● Lines of data

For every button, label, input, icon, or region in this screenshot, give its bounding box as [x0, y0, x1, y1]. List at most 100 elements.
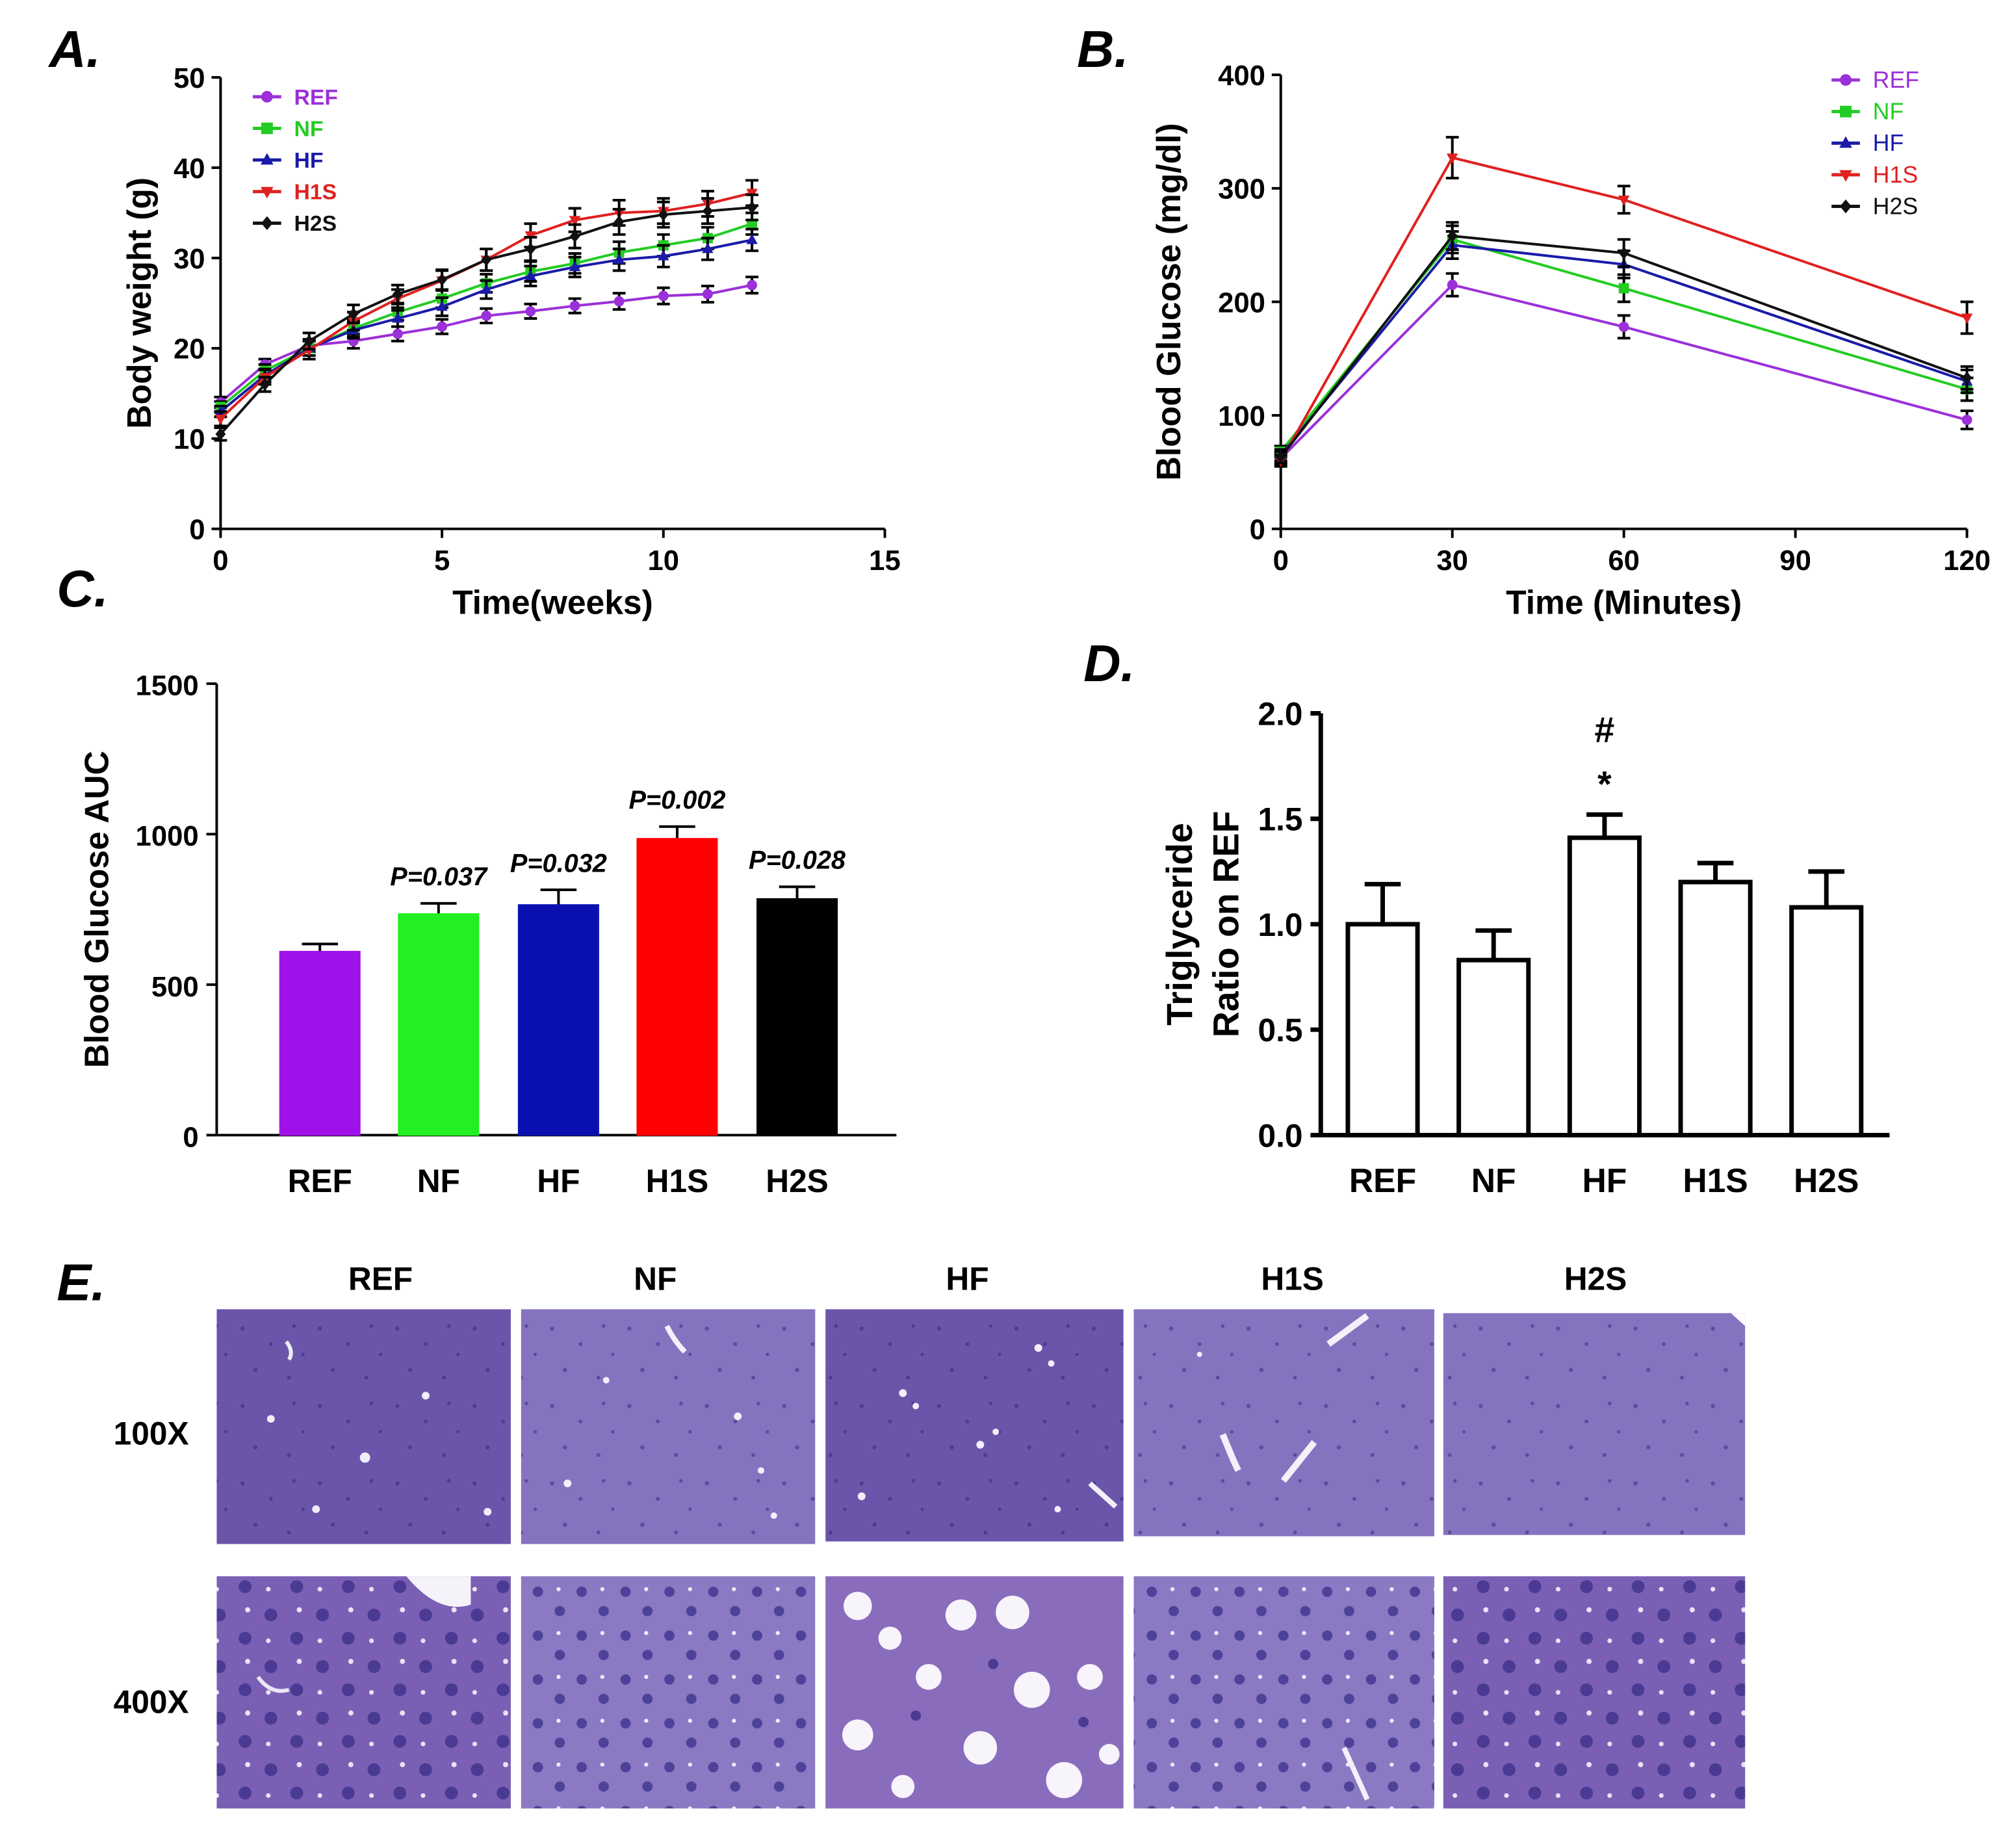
- data-point-hf: [392, 312, 404, 323]
- legend-label: H1S: [1873, 162, 1918, 188]
- legend-entry-hf: HF: [253, 148, 323, 173]
- histology-row-100x: 100X: [114, 1416, 189, 1452]
- y-tick-label: 0: [1250, 514, 1265, 546]
- y-tick-label: 40: [174, 153, 205, 185]
- legend-marker: [1839, 170, 1852, 182]
- histology-col-h2s: H2S: [1564, 1261, 1627, 1297]
- x-category-label: H2S: [1794, 1161, 1859, 1199]
- data-point-h2s: [658, 208, 669, 221]
- legend-entry-h1s: H1S: [253, 180, 337, 205]
- y-tick-label: 400: [1218, 60, 1265, 92]
- series-line-ref: [1280, 283, 1968, 460]
- data-point-h2s: [215, 428, 226, 441]
- legend-entry-nf: NF: [1831, 99, 1904, 125]
- legend-marker: [261, 187, 274, 199]
- chart-b-blood-glucose: 0 100 200 300 400 0 30 60 90 120 Time (Minutes) Blo…: [1150, 60, 1991, 621]
- histology-column-headers: REF NF HF H1S H2S: [348, 1261, 1627, 1297]
- panel-label-c: C.: [57, 560, 108, 617]
- chart-c-glucose-auc: 0 500 1000 1500 REF NF P=0.037 HF P=0.032 H1S P=0.…: [78, 670, 897, 1199]
- y-tick-label: 0.0: [1258, 1117, 1303, 1154]
- data-point-nf: [1618, 283, 1629, 294]
- legend-entry-ref: REF: [1831, 67, 1919, 93]
- legend-label: NF: [1873, 99, 1904, 125]
- legend-entry-h1s: H1S: [1831, 162, 1918, 188]
- histology-col-h1s: H1S: [1261, 1261, 1324, 1297]
- bar-nf: [1456, 957, 1531, 1137]
- data-point-hf: [658, 250, 669, 261]
- series-line-h2s: [1280, 235, 1968, 458]
- x-category-label: NF: [417, 1163, 460, 1199]
- y-tick-label: 2.0: [1258, 695, 1303, 732]
- data-point-h2s: [481, 253, 492, 266]
- y-tick-label: 0: [183, 1121, 198, 1153]
- series-h2s: [1274, 221, 1974, 465]
- data-point-h1s: [1961, 313, 1973, 324]
- data-point-hf: [569, 261, 581, 272]
- legend-label: NF: [294, 116, 324, 141]
- y-tick-label: 1000: [136, 820, 199, 852]
- bar-ref: [1345, 922, 1420, 1137]
- series-line-hf: [1280, 243, 1968, 456]
- legend-marker: [261, 216, 273, 231]
- significance-hash: #: [1594, 710, 1614, 750]
- data-point-h2s: [1447, 229, 1458, 242]
- data-point-ref: [1447, 279, 1458, 291]
- data-point-hf: [702, 242, 714, 253]
- legend-marker: [261, 90, 273, 103]
- legend-marker: [261, 153, 274, 165]
- bar-h2s: [756, 898, 838, 1136]
- x-category-label: HF: [1582, 1161, 1627, 1199]
- p-value-annotation: P=0.002: [628, 786, 725, 814]
- y-tick-label: 1.5: [1258, 801, 1303, 838]
- data-point-h1s: [1618, 195, 1630, 206]
- data-point-ref: [569, 300, 580, 311]
- legend-label: HF: [1873, 130, 1904, 156]
- x-tick-label: 30: [1436, 545, 1468, 577]
- x-tick-label: 0: [213, 545, 228, 577]
- p-value-annotation: P=0.028: [749, 846, 846, 875]
- y-tick-label: 20: [174, 333, 205, 365]
- y-axis-title: Blood Glucose AUC: [78, 751, 116, 1068]
- series-line-h1s: [1280, 156, 1968, 461]
- legend-label: H1S: [294, 180, 337, 205]
- chart-a-body-weight: 0 10 20 30 40 50 0 5 10 15 Time(weeks) Body weight …: [120, 62, 901, 621]
- panel-label-a: A.: [47, 20, 100, 78]
- legend-marker: [1840, 105, 1852, 118]
- x-category-label: NF: [1471, 1161, 1516, 1199]
- data-point-hf: [524, 270, 537, 281]
- y-tick-label: 0.5: [1258, 1012, 1303, 1048]
- x-category-label: H2S: [766, 1163, 829, 1199]
- data-point-hf: [746, 233, 758, 244]
- data-point-hf: [613, 253, 625, 265]
- y-tick-label: 50: [174, 62, 205, 94]
- y-axis-title-line1: Triglyceride: [1159, 823, 1200, 1026]
- legend-marker: [261, 122, 273, 135]
- histology-100x-row: [216, 1309, 1746, 1544]
- legend-marker: [1840, 74, 1852, 86]
- bar-h1s: [1678, 879, 1753, 1137]
- histology-image-h1s-400x: [1133, 1576, 1434, 1809]
- data-point-ref: [481, 310, 492, 321]
- bar-h2s: [1789, 905, 1864, 1137]
- legend-label: REF: [1873, 67, 1919, 93]
- histology-image-ref-400x: [216, 1576, 511, 1809]
- data-point-hf: [436, 300, 448, 311]
- histology-col-hf: HF: [946, 1261, 989, 1297]
- bar-ref: [279, 950, 361, 1136]
- legend-entry-hf: HF: [1831, 130, 1904, 156]
- y-tick-label: 500: [151, 971, 199, 1003]
- histology-image-h1s-100x: [1133, 1309, 1434, 1537]
- data-point-h2s: [393, 287, 403, 301]
- panel-label-d: D.: [1083, 634, 1135, 692]
- bar-hf: [1567, 835, 1642, 1137]
- legend-entry-ref: REF: [253, 85, 338, 110]
- x-axis-title: Time(weeks): [452, 584, 653, 621]
- chart-d-triglyceride: 0.0 0.5 1.0 1.5 2.0 REF NF HF # * H1S H2S Triglyceri…: [1159, 695, 1890, 1199]
- y-tick-label: 0: [189, 514, 205, 546]
- y-tick-label: 1.0: [1258, 907, 1303, 943]
- y-tick-label: 100: [1218, 400, 1265, 432]
- panel-label-e: E.: [57, 1253, 105, 1311]
- histology-row-400x: 400X: [114, 1684, 189, 1720]
- data-point-ref: [525, 305, 536, 317]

● To do
Please select every line in the records above that contains the string "image".

● Exercise answer
- histology-image-h1s-400x: [1133, 1576, 1434, 1809]
- histology-image-ref-400x: [216, 1576, 511, 1809]
- histology-image-h1s-100x: [1133, 1309, 1434, 1537]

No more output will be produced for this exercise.